WHAT TO DO:
Search the data for the word "Prices". Reproduce every line where it is found.

+++ RECORDS FOR THE EXERCISE +++

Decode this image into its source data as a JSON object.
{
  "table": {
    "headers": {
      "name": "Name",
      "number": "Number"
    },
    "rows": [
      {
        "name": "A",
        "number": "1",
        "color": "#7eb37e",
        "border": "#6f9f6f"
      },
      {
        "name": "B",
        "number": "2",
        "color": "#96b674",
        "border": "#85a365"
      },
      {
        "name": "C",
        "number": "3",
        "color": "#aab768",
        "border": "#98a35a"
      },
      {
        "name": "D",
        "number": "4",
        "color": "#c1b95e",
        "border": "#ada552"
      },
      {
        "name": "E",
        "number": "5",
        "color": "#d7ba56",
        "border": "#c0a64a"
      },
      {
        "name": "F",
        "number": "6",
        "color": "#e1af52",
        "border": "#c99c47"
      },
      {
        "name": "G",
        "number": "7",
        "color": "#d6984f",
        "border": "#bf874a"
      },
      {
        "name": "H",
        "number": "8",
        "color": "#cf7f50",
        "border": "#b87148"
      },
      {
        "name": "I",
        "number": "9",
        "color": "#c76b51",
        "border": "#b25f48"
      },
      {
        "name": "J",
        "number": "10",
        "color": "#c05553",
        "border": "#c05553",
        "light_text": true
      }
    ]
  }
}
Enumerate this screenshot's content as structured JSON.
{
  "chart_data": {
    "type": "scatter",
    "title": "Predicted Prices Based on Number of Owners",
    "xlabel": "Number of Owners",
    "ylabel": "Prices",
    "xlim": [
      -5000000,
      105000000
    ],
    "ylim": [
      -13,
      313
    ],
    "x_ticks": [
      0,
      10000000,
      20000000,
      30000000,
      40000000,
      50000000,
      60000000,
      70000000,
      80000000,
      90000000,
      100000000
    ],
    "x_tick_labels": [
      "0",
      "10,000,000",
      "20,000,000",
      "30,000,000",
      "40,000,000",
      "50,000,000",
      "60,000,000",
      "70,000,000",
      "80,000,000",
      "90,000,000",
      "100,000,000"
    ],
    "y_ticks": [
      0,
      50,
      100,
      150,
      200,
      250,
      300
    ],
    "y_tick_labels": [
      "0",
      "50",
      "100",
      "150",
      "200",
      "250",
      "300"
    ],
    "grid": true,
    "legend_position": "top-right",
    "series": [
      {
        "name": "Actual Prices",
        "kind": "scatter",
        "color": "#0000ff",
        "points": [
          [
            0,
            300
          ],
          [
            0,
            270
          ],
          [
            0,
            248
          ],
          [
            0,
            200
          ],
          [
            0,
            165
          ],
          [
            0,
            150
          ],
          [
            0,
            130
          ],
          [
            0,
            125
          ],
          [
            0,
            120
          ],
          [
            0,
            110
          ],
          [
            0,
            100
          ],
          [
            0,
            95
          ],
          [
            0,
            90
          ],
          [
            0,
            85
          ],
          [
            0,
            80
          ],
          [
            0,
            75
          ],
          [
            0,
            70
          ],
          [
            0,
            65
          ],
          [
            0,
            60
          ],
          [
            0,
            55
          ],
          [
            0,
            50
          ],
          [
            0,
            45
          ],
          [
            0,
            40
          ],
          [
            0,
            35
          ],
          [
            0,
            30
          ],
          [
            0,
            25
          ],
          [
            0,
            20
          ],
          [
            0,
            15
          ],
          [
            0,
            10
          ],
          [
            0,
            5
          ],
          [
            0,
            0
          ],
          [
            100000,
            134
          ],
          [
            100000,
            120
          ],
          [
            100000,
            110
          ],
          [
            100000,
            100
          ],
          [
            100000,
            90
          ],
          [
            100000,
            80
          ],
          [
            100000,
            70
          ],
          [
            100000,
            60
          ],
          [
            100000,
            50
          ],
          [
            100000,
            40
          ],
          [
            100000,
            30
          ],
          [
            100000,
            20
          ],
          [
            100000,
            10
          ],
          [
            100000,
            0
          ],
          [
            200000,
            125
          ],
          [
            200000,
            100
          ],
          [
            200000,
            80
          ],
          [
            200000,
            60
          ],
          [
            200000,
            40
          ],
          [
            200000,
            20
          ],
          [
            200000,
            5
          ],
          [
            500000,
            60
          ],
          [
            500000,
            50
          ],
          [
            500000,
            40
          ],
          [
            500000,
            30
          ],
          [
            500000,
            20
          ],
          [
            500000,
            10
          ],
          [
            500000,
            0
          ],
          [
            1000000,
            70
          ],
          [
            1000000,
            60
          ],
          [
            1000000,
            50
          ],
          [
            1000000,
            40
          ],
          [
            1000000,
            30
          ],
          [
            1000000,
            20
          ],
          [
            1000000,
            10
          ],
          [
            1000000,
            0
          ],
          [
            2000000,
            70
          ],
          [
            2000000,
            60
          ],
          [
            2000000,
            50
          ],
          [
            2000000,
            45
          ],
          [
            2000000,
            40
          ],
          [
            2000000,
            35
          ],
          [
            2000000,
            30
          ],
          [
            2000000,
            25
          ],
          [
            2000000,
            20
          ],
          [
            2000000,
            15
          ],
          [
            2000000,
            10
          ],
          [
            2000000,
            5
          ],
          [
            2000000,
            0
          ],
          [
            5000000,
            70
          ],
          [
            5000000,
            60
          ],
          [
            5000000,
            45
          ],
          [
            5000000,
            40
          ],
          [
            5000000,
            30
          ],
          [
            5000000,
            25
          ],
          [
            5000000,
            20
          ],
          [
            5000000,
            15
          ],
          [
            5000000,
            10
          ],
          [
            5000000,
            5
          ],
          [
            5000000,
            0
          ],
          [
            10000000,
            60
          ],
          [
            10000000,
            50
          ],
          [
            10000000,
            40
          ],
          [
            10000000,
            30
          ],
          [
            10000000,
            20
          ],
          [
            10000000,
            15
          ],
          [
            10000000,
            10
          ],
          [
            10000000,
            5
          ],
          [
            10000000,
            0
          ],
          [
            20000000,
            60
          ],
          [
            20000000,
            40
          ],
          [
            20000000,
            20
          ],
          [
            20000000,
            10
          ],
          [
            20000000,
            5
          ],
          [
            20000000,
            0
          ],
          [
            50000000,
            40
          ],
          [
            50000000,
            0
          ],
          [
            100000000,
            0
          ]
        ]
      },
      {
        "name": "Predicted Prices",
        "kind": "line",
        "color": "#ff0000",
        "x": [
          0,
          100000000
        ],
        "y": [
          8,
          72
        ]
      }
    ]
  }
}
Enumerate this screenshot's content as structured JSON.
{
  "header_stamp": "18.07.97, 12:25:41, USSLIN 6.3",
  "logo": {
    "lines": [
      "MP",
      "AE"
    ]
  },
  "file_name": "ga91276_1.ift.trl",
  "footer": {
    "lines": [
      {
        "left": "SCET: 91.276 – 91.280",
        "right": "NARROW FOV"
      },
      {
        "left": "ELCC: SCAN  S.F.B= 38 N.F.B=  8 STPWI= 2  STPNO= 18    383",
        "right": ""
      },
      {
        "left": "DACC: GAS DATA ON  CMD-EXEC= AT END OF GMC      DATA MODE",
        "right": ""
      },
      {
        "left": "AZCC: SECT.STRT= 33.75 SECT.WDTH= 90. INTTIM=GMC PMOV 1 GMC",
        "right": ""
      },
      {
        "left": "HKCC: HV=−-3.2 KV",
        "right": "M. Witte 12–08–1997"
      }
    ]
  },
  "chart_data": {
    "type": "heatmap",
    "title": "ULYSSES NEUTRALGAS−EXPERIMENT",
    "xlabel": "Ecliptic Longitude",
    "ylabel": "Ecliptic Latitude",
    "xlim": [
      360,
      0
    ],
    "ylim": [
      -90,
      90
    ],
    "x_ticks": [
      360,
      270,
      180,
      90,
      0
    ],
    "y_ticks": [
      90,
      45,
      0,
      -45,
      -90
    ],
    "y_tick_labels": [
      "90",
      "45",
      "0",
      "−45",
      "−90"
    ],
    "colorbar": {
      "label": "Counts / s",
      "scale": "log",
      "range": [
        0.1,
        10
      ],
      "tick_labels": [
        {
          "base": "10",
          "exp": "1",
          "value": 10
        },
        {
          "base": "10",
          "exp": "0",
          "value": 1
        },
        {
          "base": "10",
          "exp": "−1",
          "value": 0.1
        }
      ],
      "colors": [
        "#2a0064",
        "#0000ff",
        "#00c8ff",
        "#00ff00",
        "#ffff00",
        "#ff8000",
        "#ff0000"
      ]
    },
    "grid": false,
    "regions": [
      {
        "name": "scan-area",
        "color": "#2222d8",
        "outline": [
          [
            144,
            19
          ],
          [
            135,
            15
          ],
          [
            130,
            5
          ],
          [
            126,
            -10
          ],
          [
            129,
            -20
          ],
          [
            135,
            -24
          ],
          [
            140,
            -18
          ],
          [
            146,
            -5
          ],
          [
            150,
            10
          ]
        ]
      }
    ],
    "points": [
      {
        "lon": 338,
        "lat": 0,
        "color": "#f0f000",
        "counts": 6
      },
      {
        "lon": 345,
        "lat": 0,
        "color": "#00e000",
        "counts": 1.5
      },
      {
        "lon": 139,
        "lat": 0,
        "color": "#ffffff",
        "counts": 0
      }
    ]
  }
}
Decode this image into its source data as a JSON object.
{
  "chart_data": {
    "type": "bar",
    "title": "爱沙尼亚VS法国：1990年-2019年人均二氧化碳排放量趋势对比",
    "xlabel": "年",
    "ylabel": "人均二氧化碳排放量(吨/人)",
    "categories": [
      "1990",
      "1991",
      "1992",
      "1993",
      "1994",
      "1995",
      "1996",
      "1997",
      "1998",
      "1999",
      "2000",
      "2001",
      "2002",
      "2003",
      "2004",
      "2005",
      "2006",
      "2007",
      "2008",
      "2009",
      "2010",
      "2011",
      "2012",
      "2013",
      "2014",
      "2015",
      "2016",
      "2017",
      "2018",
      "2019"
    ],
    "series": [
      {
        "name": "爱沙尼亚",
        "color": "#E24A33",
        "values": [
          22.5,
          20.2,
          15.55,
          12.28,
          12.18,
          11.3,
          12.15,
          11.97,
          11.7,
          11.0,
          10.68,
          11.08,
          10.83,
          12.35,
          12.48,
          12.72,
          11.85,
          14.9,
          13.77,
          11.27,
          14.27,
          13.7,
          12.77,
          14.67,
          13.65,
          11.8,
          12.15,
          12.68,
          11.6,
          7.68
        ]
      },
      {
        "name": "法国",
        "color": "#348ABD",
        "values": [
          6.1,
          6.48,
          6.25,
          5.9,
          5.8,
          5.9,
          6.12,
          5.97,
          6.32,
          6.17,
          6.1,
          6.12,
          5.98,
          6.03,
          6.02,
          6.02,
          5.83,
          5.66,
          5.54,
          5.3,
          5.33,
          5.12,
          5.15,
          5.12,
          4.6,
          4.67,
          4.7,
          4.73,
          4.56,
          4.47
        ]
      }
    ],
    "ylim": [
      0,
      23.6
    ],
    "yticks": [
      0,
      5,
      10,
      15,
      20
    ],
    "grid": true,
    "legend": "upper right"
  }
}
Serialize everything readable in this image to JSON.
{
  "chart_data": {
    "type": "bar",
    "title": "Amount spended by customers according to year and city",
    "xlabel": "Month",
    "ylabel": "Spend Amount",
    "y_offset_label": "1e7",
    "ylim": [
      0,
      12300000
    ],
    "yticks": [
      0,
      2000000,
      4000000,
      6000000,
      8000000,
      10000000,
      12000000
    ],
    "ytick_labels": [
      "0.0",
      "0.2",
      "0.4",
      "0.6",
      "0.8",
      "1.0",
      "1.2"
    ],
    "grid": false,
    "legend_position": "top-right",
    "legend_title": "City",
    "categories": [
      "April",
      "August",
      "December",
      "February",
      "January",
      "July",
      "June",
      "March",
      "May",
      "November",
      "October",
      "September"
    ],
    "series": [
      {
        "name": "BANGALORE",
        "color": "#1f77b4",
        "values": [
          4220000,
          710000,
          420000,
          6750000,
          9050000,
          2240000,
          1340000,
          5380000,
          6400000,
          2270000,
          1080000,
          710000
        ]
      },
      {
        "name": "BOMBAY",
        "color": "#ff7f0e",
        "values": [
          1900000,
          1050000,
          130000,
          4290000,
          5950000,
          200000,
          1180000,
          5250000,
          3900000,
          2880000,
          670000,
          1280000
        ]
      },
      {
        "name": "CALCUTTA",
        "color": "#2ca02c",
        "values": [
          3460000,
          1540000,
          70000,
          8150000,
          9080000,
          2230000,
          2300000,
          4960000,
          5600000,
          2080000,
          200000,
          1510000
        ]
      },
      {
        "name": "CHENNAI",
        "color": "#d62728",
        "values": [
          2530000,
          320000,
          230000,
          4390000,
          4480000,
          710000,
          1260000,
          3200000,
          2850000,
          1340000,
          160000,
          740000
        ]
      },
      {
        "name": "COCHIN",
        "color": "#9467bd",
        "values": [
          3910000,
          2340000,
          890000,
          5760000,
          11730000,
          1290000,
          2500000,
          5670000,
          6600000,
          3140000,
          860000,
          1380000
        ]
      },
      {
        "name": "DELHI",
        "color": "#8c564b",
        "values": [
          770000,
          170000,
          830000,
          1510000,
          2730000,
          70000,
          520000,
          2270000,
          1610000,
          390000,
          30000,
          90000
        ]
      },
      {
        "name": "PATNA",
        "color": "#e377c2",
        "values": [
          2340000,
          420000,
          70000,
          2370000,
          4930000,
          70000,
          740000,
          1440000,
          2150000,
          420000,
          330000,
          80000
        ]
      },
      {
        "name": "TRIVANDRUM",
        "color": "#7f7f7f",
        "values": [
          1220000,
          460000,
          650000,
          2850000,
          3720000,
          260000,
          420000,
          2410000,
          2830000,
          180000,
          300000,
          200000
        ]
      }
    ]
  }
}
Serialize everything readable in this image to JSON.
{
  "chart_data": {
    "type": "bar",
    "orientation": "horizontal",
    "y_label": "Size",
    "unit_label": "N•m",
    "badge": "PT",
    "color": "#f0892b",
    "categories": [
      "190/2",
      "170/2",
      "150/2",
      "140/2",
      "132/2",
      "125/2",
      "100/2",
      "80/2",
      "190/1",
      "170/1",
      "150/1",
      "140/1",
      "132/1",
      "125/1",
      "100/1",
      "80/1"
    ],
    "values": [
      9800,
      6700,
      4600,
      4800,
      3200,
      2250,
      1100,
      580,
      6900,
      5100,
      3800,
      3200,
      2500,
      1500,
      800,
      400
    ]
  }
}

+++

EXERCISE ANSWER:
    "title": "Predicted Prices Based on Number of Owners",
    "ylabel": "Prices",
        "name": "Actual Prices",
        "name": "Predicted Prices",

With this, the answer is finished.